* [Material shown]
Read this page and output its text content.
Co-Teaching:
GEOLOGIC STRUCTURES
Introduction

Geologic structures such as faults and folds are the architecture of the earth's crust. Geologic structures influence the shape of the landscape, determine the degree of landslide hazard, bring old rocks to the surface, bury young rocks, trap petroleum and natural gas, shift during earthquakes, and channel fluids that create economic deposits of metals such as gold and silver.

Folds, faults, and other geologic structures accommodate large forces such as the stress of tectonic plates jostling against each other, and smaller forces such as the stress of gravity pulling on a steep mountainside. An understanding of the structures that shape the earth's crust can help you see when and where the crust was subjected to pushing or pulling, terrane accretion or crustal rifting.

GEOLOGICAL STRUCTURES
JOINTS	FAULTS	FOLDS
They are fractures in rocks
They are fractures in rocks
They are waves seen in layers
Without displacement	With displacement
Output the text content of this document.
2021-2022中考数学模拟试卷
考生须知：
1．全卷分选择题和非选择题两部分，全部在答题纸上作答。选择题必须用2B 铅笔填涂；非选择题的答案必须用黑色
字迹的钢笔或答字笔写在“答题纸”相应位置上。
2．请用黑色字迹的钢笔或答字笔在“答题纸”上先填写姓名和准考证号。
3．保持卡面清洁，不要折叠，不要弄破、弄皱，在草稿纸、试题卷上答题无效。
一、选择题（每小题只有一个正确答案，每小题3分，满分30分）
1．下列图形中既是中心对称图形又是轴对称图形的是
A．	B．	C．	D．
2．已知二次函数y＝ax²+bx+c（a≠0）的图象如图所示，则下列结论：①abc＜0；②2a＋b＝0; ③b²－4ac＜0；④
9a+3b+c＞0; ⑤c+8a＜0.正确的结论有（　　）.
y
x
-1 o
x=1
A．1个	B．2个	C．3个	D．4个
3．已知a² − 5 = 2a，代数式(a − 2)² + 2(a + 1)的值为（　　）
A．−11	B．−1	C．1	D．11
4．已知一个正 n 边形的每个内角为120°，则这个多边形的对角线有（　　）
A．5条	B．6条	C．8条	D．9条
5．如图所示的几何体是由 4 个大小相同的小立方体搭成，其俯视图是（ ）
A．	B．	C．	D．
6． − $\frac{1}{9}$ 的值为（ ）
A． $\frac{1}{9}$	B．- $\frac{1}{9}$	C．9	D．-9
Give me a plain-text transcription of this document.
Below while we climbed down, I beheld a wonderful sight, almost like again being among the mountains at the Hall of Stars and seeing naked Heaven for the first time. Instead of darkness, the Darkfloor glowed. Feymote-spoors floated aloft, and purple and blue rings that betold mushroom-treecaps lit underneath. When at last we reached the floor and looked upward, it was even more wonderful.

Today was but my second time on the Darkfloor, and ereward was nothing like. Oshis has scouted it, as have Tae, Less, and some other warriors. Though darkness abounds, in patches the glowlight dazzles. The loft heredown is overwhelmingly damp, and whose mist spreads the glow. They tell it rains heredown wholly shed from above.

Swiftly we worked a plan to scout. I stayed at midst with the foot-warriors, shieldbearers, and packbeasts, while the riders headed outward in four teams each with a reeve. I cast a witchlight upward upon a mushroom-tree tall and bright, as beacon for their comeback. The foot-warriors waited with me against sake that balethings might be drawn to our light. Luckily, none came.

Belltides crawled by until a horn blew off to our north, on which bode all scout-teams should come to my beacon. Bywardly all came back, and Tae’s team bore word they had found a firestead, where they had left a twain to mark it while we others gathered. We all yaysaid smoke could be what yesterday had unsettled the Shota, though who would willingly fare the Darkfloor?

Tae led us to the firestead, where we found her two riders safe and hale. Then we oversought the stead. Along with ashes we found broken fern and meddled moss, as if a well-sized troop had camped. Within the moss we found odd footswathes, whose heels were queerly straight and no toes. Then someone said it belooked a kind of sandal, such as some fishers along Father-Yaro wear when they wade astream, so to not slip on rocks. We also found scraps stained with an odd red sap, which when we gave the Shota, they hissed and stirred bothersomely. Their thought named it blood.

* [Your objective]
From the records above, please extract every line and repeat it exactly.

* [Result]
Read this page and output its text content.
Co-Teaching:
GEOLOGIC STRUCTURES
Introduction

Geologic structures such as faults and folds are the architecture of the earth's crust. Geologic structures influence the shape of the landscape, determine the degree of landslide hazard, bring old rocks to the surface, bury young rocks, trap petroleum and natural gas, shift during earthquakes, and channel fluids that create economic deposits of metals such as gold and silver.

Folds, faults, and other geologic structures accommodate large forces such as the stress of tectonic plates jostling against each other, and smaller forces such as the stress of gravity pulling on a steep mountainside. An understanding of the structures that shape the earth's crust can help you see when and where the crust was subjected to pushing or pulling, terrane accretion or crustal rifting.

GEOLOGICAL STRUCTURES
JOINTS	FAULTS	FOLDS
They are fractures in rocks
They are fractures in rocks
They are waves seen in layers
Without displacement	With displacement
Output the text content of this document.
2021-2022中考数学模拟试卷
考生须知：
1．全卷分选择题和非选择题两部分，全部在答题纸上作答。选择题必须用2B 铅笔填涂；非选择题的答案必须用黑色
字迹的钢笔或答字笔写在“答题纸”相应位置上。
2．请用黑色字迹的钢笔或答字笔在“答题纸”上先填写姓名和准考证号。
3．保持卡面清洁，不要折叠，不要弄破、弄皱，在草稿纸、试题卷上答题无效。
一、选择题（每小题只有一个正确答案，每小题3分，满分30分）
1．下列图形中既是中心对称图形又是轴对称图形的是
A．	B．	C．	D．
2．已知二次函数y＝ax²+bx+c（a≠0）的图象如图所示，则下列结论：①abc＜0；②2a＋b＝0; ③b²－4ac＜0；④
9a+3b+c＞0; ⑤c+8a＜0.正确的结论有（　　）.
y
x
-1 o
x=1
A．1个	B．2个	C．3个	D．4个
3．已知a² − 5 = 2a，代数式(a − 2)² + 2(a + 1)的值为（　　）
A．−11	B．−1	C．1	D．11
4．已知一个正 n 边形的每个内角为120°，则这个多边形的对角线有（　　）
A．5条	B．6条	C．8条	D．9条
5．如图所示的几何体是由 4 个大小相同的小立方体搭成，其俯视图是（ ）
A．	B．	C．	D．
6． − $\frac{1}{9}$ 的值为（ ）
A． $\frac{1}{9}$	B．- $\frac{1}{9}$	C．9	D．-9
Give me a plain-text transcription of this document.
Below while we climbed down, I beheld a wonderful sight, almost like again being among the mountains at the Hall of Stars and seeing naked Heaven for the first time. Instead of darkness, the Darkfloor glowed. Feymote-spoors floated aloft, and purple and blue rings that betold mushroom-treecaps lit underneath. When at last we reached the floor and looked upward, it was even more wonderful.

Today was but my second time on the Darkfloor, and ereward was nothing like. Oshis has scouted it, as have Tae, Less, and some other warriors. Though darkness abounds, in patches the glowlight dazzles. The loft heredown is overwhelmingly damp, and whose mist spreads the glow. They tell it rains heredown wholly shed from above.

Swiftly we worked a plan to scout. I stayed at midst with the foot-warriors, shieldbearers, and packbeasts, while the riders headed outward in four teams each with a reeve. I cast a witchlight upward upon a mushroom-tree tall and bright, as beacon for their comeback. The foot-warriors waited with me against sake that balethings might be drawn to our light. Luckily, none came.

Belltides crawled by until a horn blew off to our north, on which bode all scout-teams should come to my beacon. Bywardly all came back, and Tae’s team bore word they had found a firestead, where they had left a twain to mark it while we others gathered. We all yaysaid smoke could be what yesterday had unsettled the Shota, though who would willingly fare the Darkfloor?

Tae led us to the firestead, where we found her two riders safe and hale. Then we oversought the stead. Along with ashes we found broken fern and meddled moss, as if a well-sized troop had camped. Within the moss we found odd footswathes, whose heels were queerly straight and no toes. Then someone said it belooked a kind of sandal, such as some fishers along Father-Yaro wear when they wade astream, so to not slip on rocks. We also found scraps stained with an odd red sap, which when we gave the Shota, they hissed and stirred bothersomely. Their thought named it blood.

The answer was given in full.